> _What you need to do_
Please retype the entries below line for line, leaving out the pictures.

------------------------------------------------

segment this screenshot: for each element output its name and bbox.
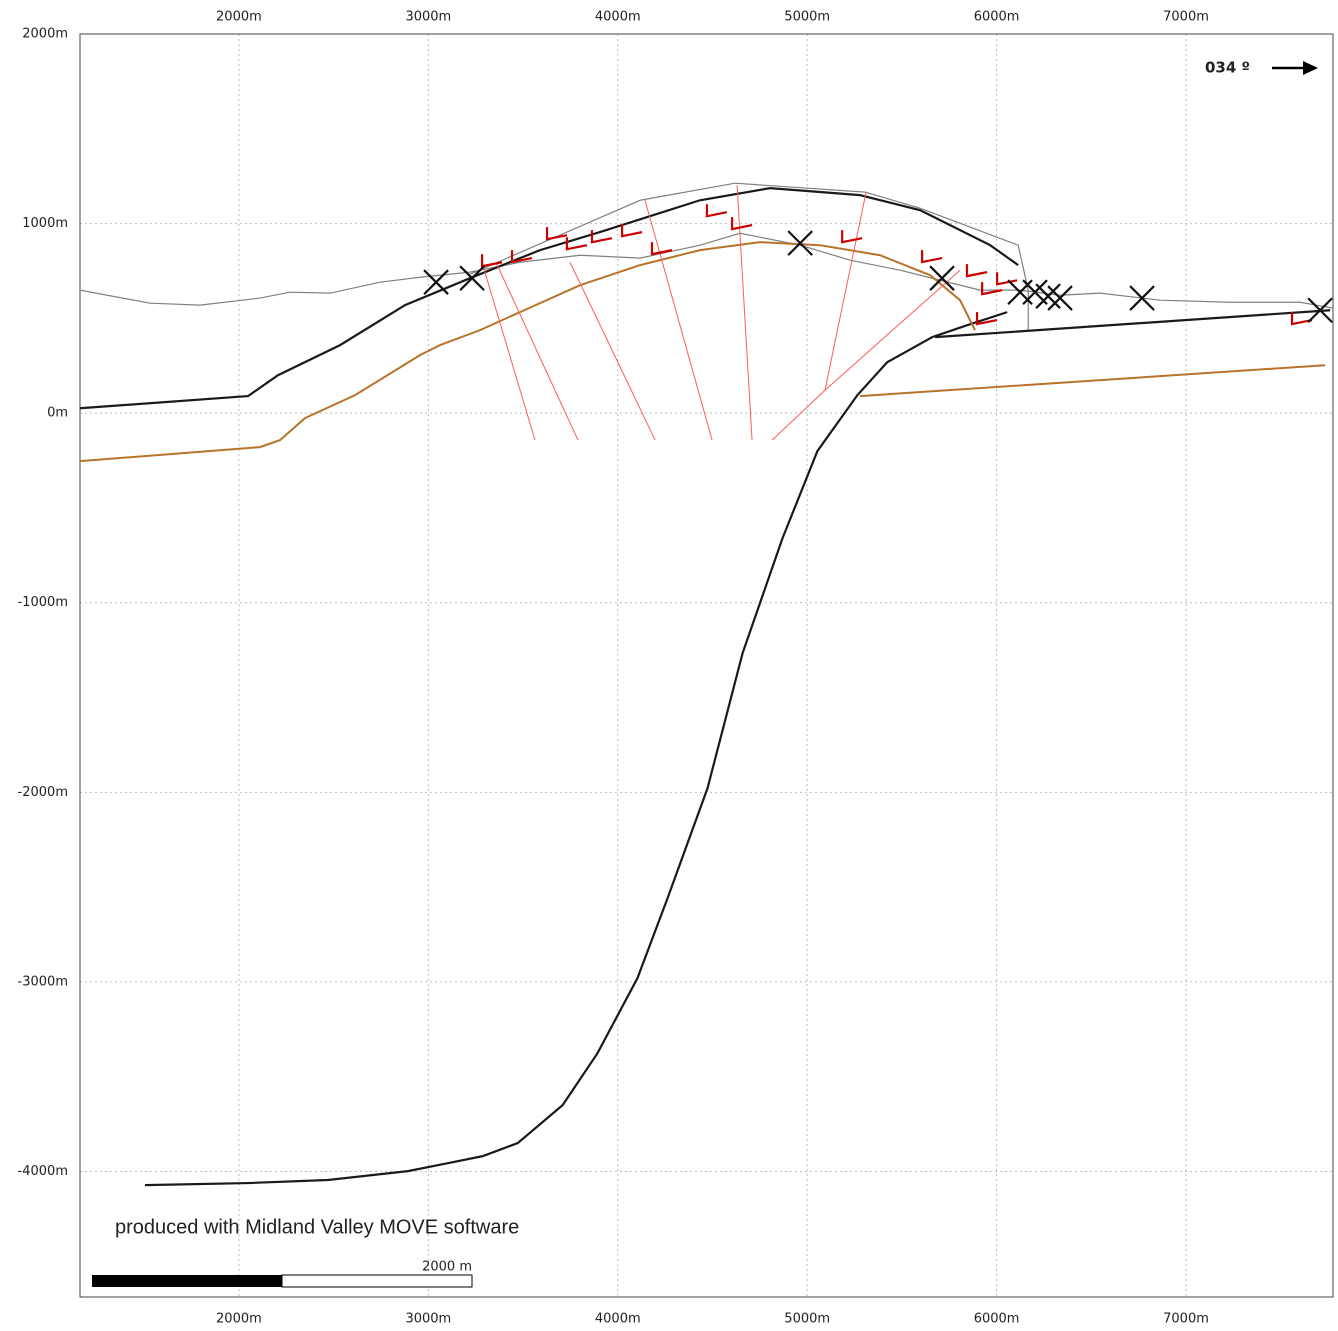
scale-bar-label: 2000 m [422, 1260, 472, 1275]
dip-symbol [842, 230, 862, 242]
x-tick-label: 7000m [1163, 1312, 1209, 1327]
credit: produced with Midland Valley MOVE softwa… [115, 1216, 519, 1238]
x-marker [1130, 286, 1154, 310]
dip-symbol [482, 254, 502, 266]
x-tick-label: 2000m [216, 10, 262, 25]
x-tick-label: 4000m [595, 10, 641, 25]
x-tick-label: 2000m [216, 1312, 262, 1327]
section-line [80, 242, 975, 461]
x-tick-label: 3000m [405, 10, 451, 25]
dip-symbol [967, 264, 987, 276]
x-tick-label: 6000m [974, 10, 1020, 25]
x-marker [1048, 286, 1072, 310]
y-tick-label: -4000m [18, 1164, 68, 1179]
x-tick-label: 3000m [405, 1312, 451, 1327]
x-tick-label: 5000m [784, 10, 830, 25]
section-line [470, 183, 1028, 330]
section-line [935, 310, 1330, 337]
y-tick-label: -2000m [18, 785, 68, 800]
y-tick-label: -1000m [18, 595, 68, 610]
section-line [645, 200, 712, 440]
y-tick-label: 2000m [22, 27, 68, 42]
dip-symbol [622, 224, 642, 236]
x-tick-label: 6000m [974, 1312, 1020, 1327]
dip-symbol [997, 272, 1017, 284]
section-line [80, 233, 1333, 308]
dip-symbol [707, 204, 727, 216]
y-tick-label: -3000m [18, 974, 68, 989]
grid [80, 34, 1333, 1297]
x-tick-label: 4000m [595, 1312, 641, 1327]
y-tick-label: 1000m [22, 216, 68, 231]
section-line [825, 270, 960, 390]
section-line [737, 185, 752, 440]
scale-bar: 2000 m [92, 1260, 472, 1288]
x-marker [424, 270, 448, 294]
y-tick-label: 0m [47, 406, 68, 421]
north-arrow: 034 º [1205, 59, 1318, 77]
section-line [860, 365, 1325, 396]
direction-label: 034 º [1205, 59, 1250, 77]
dip-symbol [922, 250, 942, 262]
x-tick-label: 7000m [1163, 10, 1209, 25]
section-line [570, 262, 655, 440]
chart: 034 º produced with Midland Valley MOVE … [0, 0, 1338, 1331]
x-tick-label: 5000m [784, 1312, 830, 1327]
x-marker [460, 266, 484, 290]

------------------------------------------------

> _Solution to the problem_
segment this screenshot: for each element output its name and bbox.
scale-bar-label: 2000 m [422, 1260, 472, 1275]
dip-symbol [842, 230, 862, 242]
x-tick-label: 7000m [1163, 1312, 1209, 1327]
credit: produced with Midland Valley MOVE softwa… [115, 1216, 519, 1238]
x-marker [1130, 286, 1154, 310]
dip-symbol [482, 254, 502, 266]
x-tick-label: 2000m [216, 10, 262, 25]
x-tick-label: 4000m [595, 10, 641, 25]
x-tick-label: 2000m [216, 1312, 262, 1327]
section-line [80, 242, 975, 461]
x-tick-label: 3000m [405, 10, 451, 25]
dip-symbol [967, 264, 987, 276]
x-tick-label: 6000m [974, 10, 1020, 25]
x-marker [1048, 286, 1072, 310]
y-tick-label: -4000m [18, 1164, 68, 1179]
x-tick-label: 3000m [405, 1312, 451, 1327]
x-tick-label: 5000m [784, 10, 830, 25]
section-line [470, 183, 1028, 330]
section-line [935, 310, 1330, 337]
y-tick-label: -2000m [18, 785, 68, 800]
y-tick-label: -1000m [18, 595, 68, 610]
section-line [645, 200, 712, 440]
y-tick-label: 2000m [22, 27, 68, 42]
dip-symbol [622, 224, 642, 236]
x-tick-label: 6000m [974, 1312, 1020, 1327]
dip-symbol [997, 272, 1017, 284]
section-line [80, 233, 1333, 308]
dip-symbol [707, 204, 727, 216]
y-tick-label: -3000m [18, 974, 68, 989]
grid [80, 34, 1333, 1297]
x-tick-label: 4000m [595, 1312, 641, 1327]
y-tick-label: 1000m [22, 216, 68, 231]
section-line [825, 270, 960, 390]
section-line [737, 185, 752, 440]
scale-bar: 2000 m [92, 1260, 472, 1288]
x-marker [424, 270, 448, 294]
y-tick-label: 0m [47, 406, 68, 421]
north-arrow: 034 º [1205, 59, 1318, 77]
section-line [860, 365, 1325, 396]
direction-label: 034 º [1205, 59, 1250, 77]
dip-symbol [922, 250, 942, 262]
x-tick-label: 7000m [1163, 10, 1209, 25]
section-line [570, 262, 655, 440]
chart: 034 º produced with Midland Valley MOVE … [0, 0, 1338, 1331]
x-tick-label: 5000m [784, 1312, 830, 1327]
x-marker [460, 266, 484, 290]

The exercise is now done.